■ **Your task**: Spot every line with the word "nChallenger" and return it.

────

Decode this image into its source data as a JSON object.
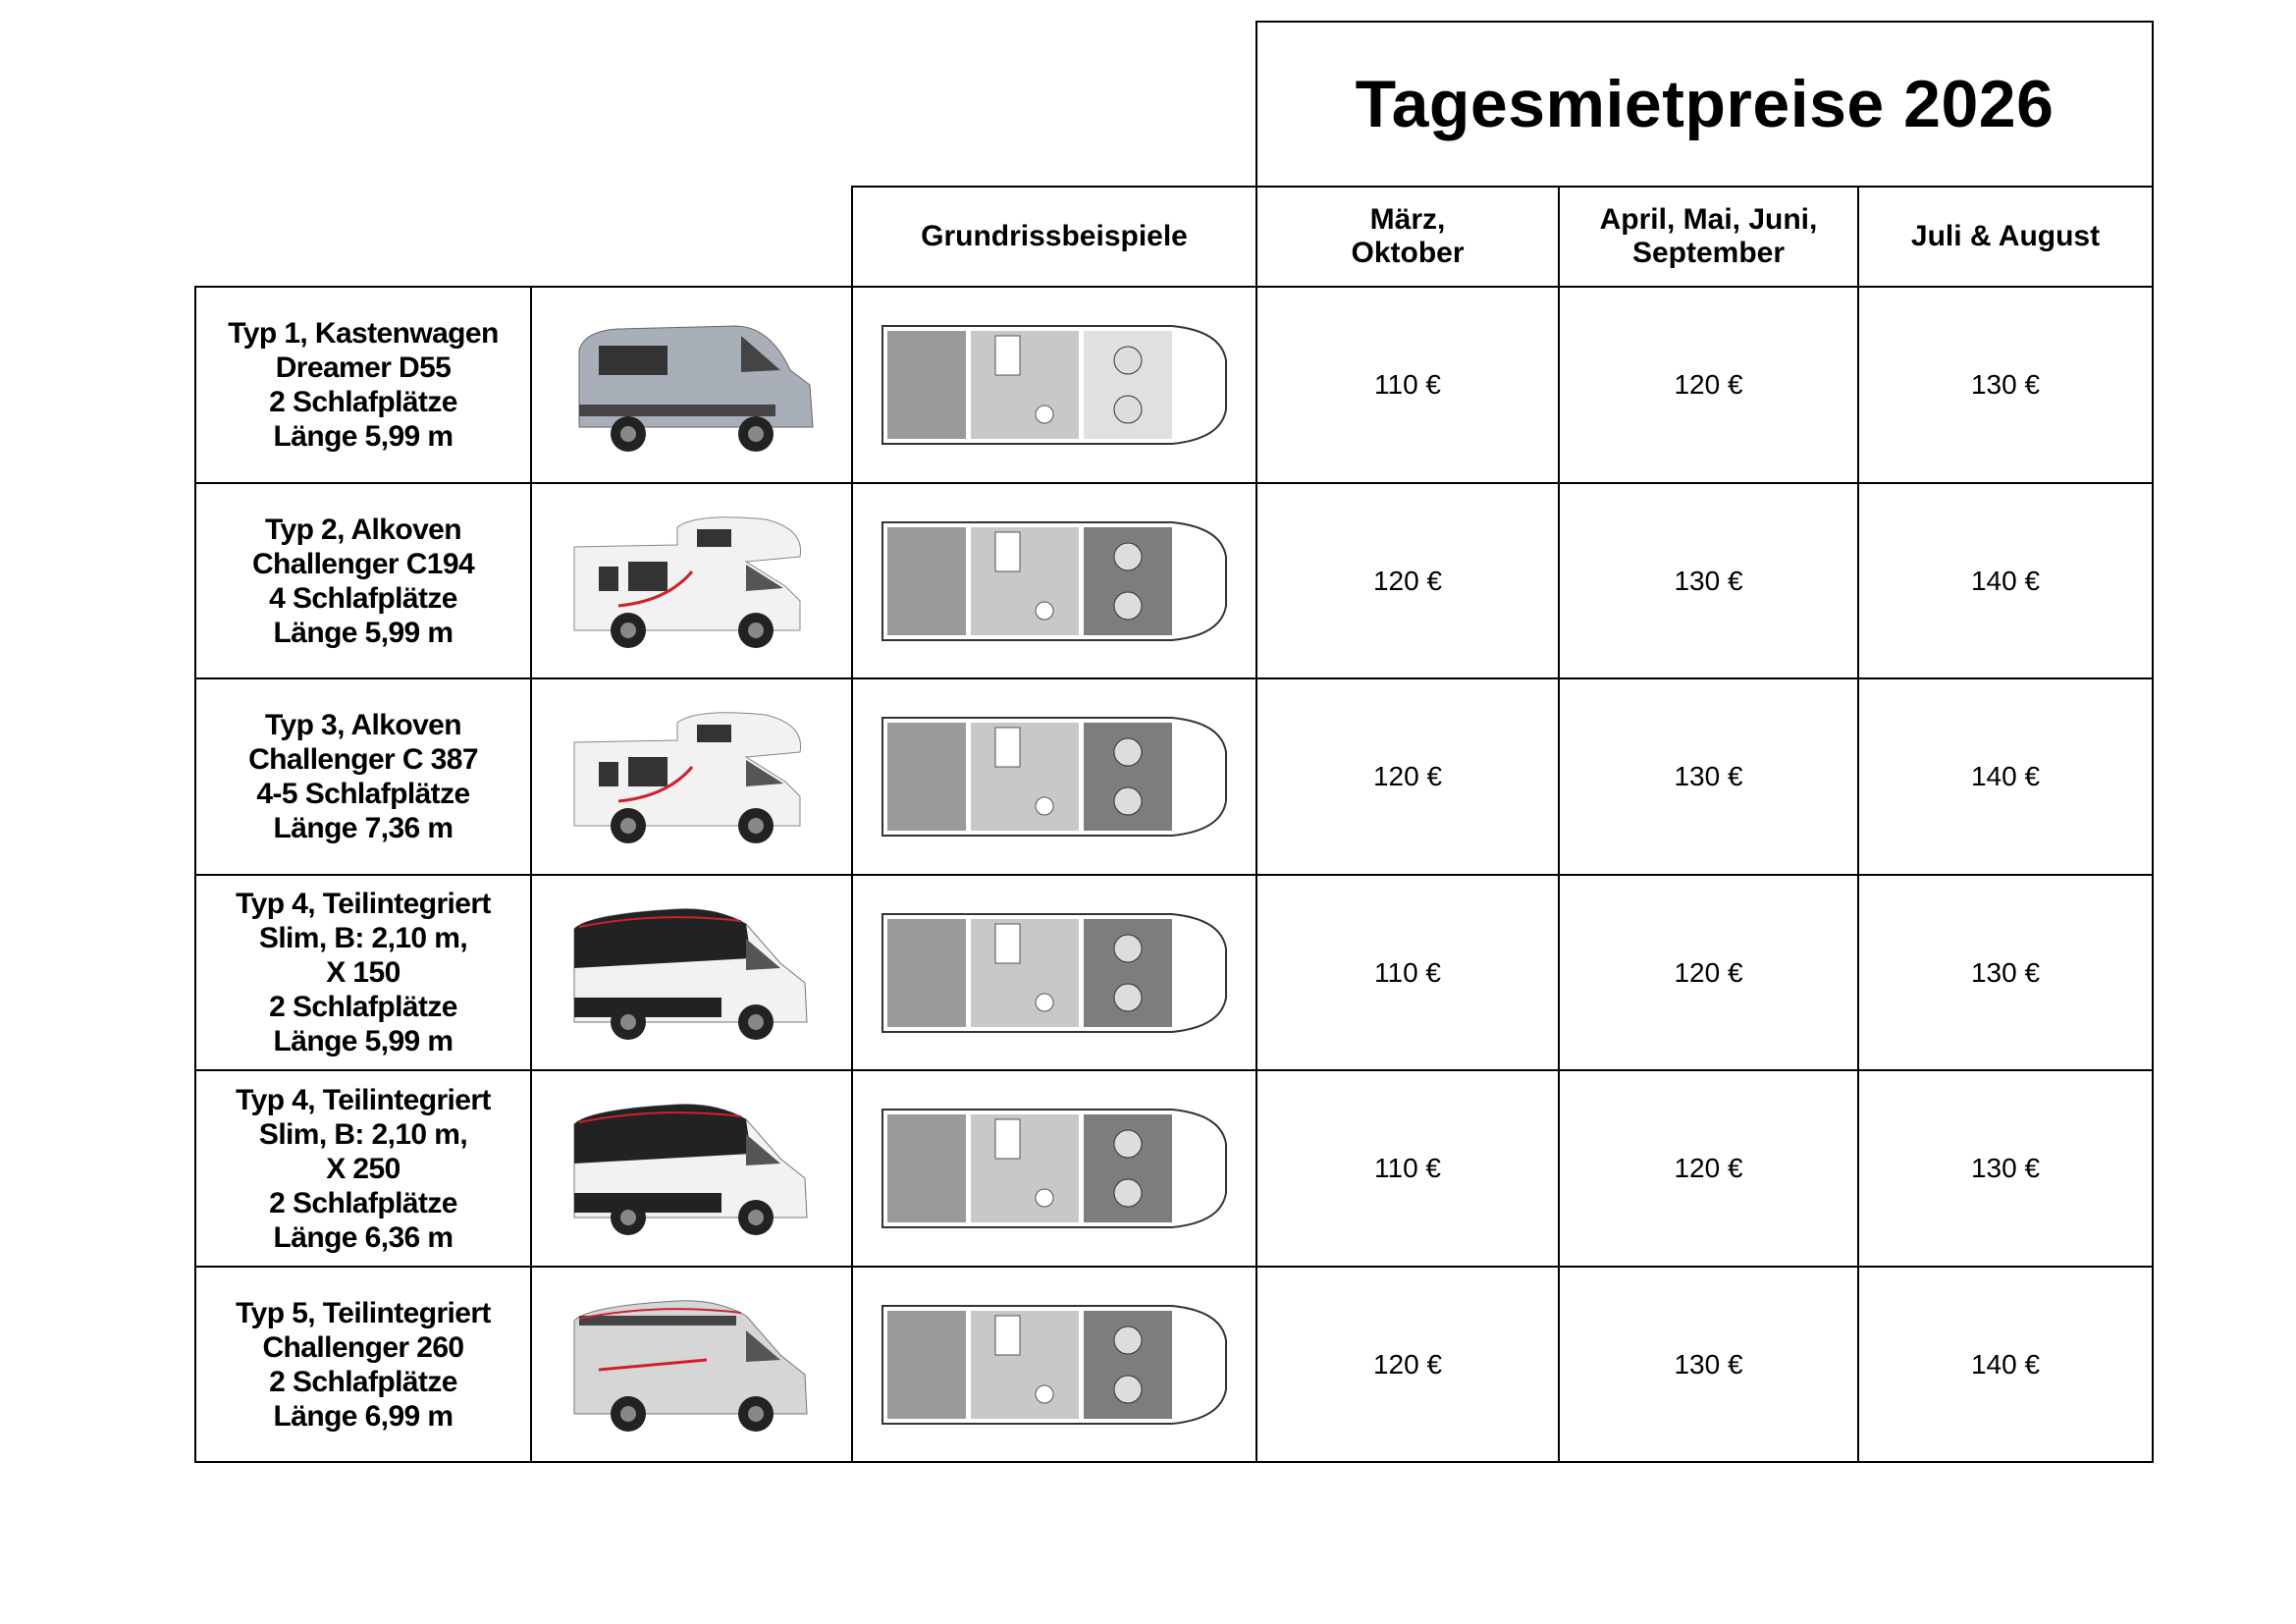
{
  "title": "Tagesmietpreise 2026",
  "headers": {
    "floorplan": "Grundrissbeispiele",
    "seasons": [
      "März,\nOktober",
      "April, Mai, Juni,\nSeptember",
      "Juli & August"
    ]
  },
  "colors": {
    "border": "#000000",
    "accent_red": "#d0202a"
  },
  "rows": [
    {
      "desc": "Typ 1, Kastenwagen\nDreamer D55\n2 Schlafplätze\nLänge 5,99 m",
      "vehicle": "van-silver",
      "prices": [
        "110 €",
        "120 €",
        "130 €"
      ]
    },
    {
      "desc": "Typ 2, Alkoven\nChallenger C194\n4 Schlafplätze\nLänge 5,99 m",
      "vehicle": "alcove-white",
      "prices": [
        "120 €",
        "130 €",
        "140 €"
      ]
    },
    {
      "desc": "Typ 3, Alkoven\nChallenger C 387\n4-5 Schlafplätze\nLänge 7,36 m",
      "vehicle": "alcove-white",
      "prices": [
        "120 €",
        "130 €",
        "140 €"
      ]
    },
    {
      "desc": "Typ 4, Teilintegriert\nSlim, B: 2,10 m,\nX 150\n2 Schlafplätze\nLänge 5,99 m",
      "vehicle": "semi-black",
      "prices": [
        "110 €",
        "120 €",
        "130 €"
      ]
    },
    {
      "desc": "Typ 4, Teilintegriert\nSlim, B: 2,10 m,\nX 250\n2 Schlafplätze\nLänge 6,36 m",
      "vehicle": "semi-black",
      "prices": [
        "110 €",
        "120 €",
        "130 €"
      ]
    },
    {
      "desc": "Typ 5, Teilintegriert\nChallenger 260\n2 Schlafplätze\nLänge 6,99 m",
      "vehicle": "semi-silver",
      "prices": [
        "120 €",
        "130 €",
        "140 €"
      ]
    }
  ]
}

────

■ **Exercise solution**:
      "desc": "Typ 2, Alkoven\nChallenger C194\n4 Schlafplätze\nLänge 5,99 m",
      "desc": "Typ 3, Alkoven\nChallenger C 387\n4-5 Schlafplätze\nLänge 7,36 m",
      "desc": "Typ 5, Teilintegriert\nChallenger 260\n2 Schlafplätze\nLänge 6,99 m",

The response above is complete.